▶ [What needs to be done]:
Each line holding the word "江西工程学院" counts once; give the total and nothing more.

▶ [Supplied data]:

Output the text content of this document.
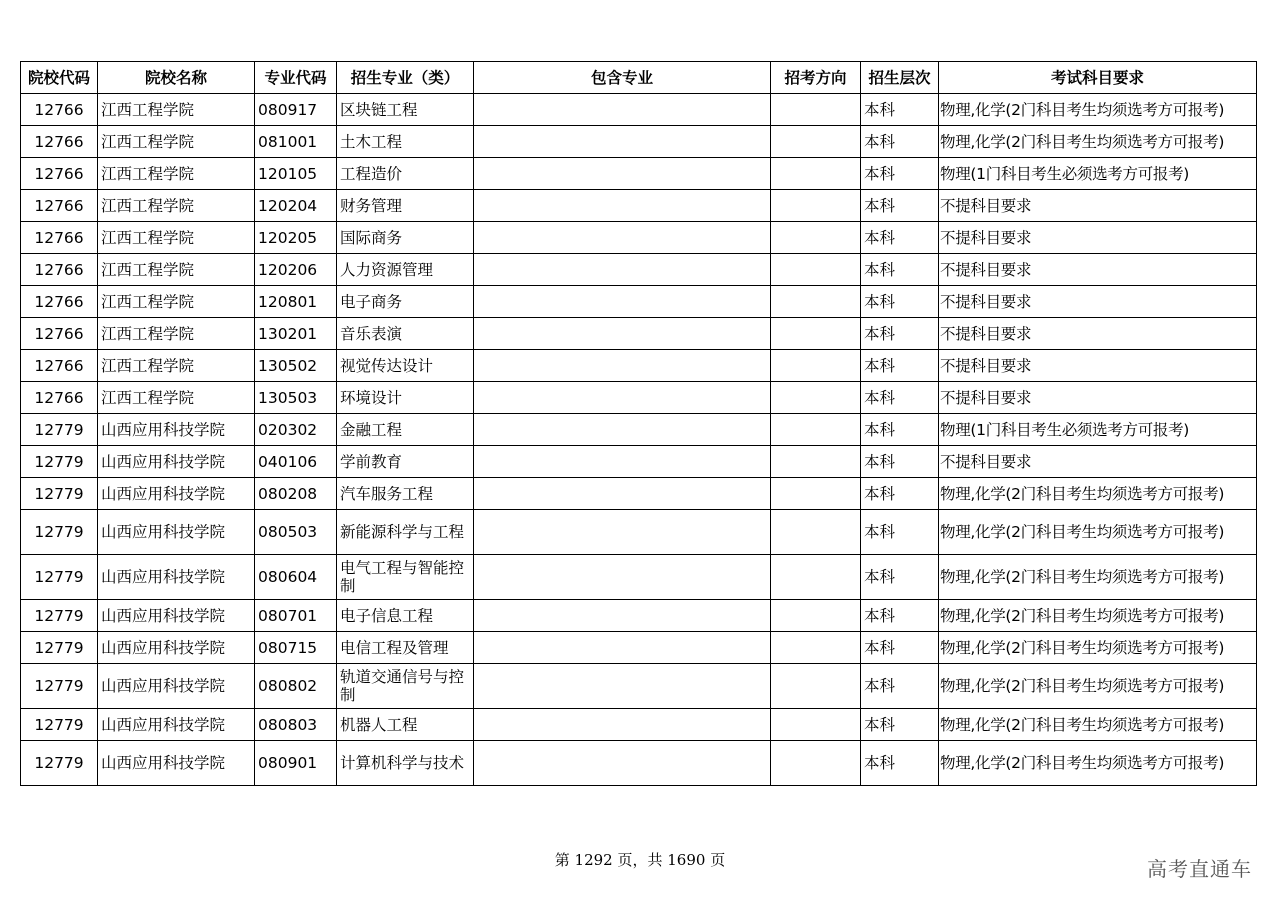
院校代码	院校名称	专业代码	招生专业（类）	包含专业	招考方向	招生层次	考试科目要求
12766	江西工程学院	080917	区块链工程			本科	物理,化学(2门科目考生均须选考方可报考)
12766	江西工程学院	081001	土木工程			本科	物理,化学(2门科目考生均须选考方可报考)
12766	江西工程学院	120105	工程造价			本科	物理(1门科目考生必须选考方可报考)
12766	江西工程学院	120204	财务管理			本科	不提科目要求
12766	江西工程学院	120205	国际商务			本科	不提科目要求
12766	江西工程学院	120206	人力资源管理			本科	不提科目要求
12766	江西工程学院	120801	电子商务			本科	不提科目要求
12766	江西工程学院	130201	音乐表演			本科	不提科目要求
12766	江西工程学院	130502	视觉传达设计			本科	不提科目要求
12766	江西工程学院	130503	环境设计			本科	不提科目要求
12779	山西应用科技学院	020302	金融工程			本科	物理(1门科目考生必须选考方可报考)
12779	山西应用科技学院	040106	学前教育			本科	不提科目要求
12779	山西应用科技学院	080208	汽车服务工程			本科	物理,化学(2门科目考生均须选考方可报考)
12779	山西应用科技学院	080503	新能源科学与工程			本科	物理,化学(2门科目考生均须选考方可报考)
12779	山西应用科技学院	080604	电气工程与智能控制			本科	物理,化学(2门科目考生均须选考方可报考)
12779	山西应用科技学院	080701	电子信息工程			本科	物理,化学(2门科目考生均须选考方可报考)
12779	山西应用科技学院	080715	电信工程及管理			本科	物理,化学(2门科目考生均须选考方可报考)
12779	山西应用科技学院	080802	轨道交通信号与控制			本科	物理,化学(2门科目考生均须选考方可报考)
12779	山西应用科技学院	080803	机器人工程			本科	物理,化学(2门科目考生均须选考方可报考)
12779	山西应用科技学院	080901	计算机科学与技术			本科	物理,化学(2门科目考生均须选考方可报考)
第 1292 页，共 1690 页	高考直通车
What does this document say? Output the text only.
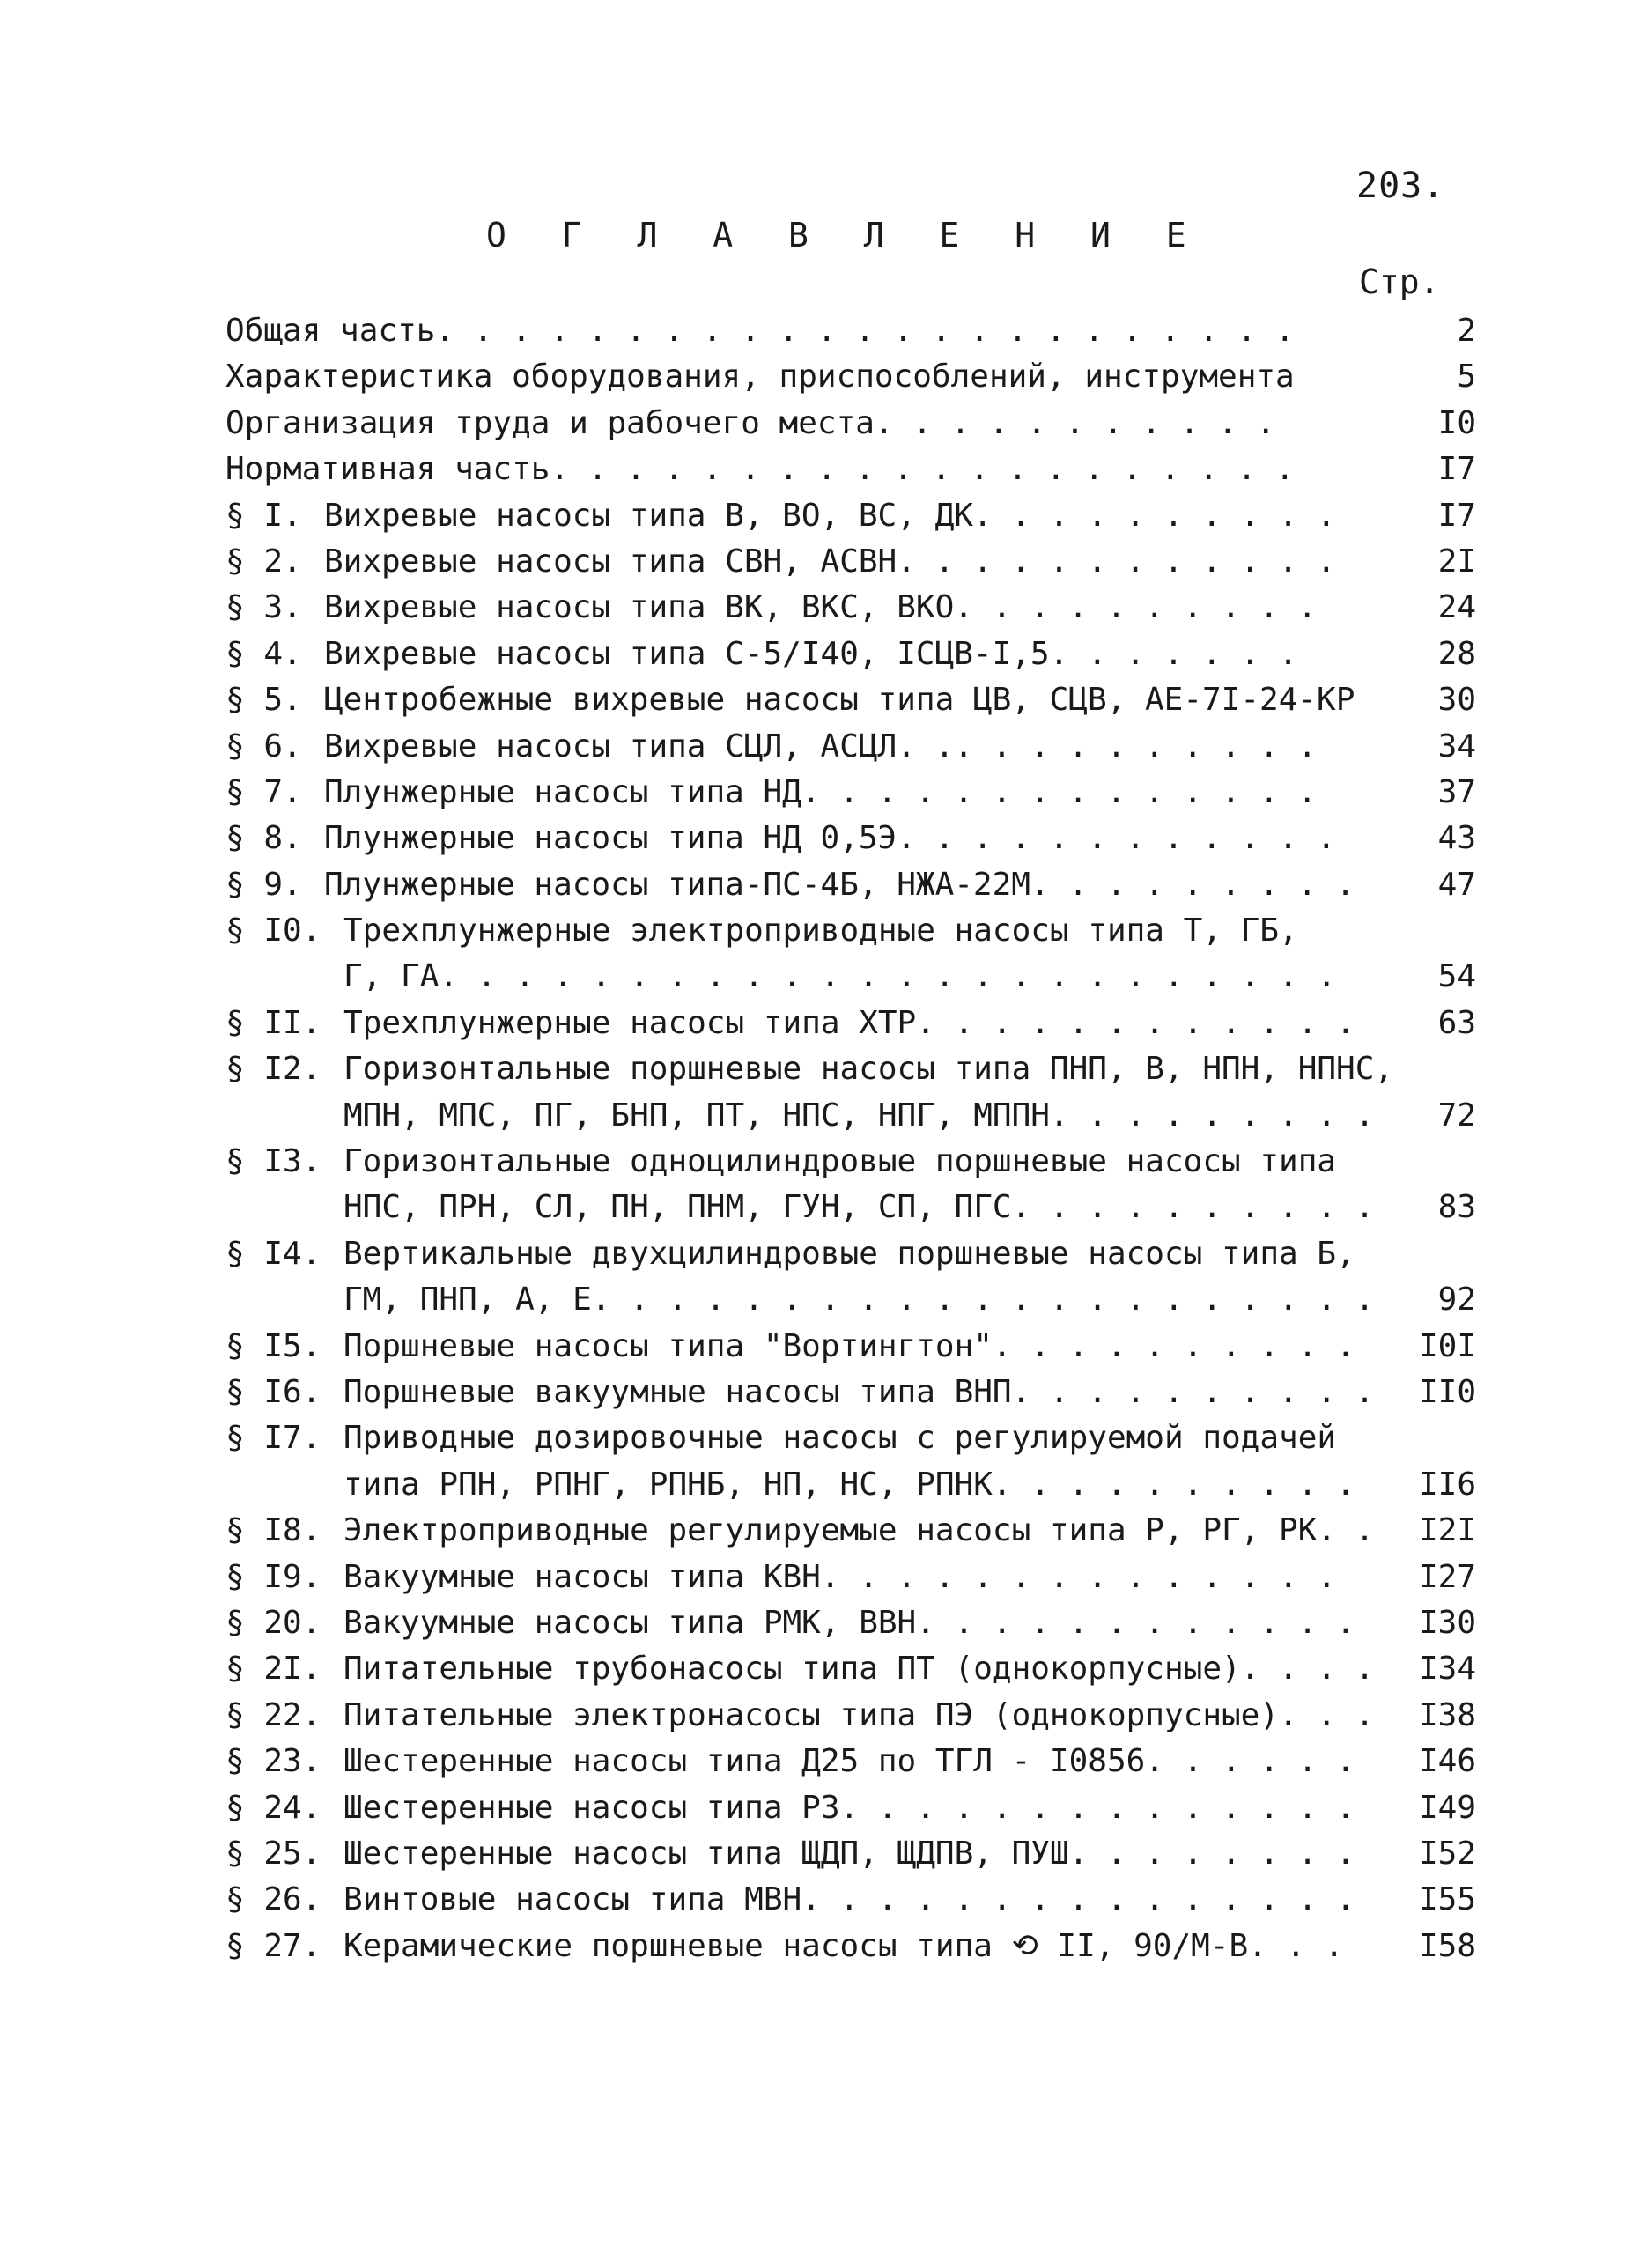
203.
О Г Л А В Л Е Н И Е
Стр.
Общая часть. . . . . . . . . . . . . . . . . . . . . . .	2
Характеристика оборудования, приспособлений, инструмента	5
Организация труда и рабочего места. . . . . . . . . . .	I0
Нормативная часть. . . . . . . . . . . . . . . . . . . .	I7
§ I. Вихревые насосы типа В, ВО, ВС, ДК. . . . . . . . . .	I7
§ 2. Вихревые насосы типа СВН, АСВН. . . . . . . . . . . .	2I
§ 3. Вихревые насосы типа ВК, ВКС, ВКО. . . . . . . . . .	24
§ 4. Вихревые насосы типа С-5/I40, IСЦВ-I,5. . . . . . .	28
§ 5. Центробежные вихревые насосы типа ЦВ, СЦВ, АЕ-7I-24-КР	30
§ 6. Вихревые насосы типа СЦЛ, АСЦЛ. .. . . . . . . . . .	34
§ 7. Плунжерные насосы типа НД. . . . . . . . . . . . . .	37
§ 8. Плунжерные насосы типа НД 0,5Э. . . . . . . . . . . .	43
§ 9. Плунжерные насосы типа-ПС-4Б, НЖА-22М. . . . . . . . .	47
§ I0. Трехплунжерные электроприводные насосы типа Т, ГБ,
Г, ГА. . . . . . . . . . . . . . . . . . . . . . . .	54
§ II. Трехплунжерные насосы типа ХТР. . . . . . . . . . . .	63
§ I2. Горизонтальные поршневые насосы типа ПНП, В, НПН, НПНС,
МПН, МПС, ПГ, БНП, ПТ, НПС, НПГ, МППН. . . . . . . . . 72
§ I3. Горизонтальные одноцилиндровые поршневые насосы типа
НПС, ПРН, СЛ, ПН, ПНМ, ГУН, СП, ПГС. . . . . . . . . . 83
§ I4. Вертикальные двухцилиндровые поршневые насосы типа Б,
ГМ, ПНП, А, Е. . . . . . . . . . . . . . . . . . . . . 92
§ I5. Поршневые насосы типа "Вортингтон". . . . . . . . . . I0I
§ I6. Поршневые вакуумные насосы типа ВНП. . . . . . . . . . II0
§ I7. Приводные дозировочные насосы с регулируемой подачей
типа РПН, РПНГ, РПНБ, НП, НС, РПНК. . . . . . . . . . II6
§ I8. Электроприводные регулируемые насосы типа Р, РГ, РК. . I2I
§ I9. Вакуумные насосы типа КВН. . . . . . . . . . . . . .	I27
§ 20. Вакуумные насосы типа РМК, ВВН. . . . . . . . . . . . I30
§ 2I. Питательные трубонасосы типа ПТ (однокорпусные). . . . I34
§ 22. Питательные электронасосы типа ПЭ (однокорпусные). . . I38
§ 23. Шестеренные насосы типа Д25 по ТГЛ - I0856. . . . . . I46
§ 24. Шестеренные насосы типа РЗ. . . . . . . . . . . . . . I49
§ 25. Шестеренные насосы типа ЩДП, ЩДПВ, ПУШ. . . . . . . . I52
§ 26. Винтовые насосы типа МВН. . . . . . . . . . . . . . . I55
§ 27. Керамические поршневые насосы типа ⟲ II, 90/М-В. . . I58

▶ [Task output]:
10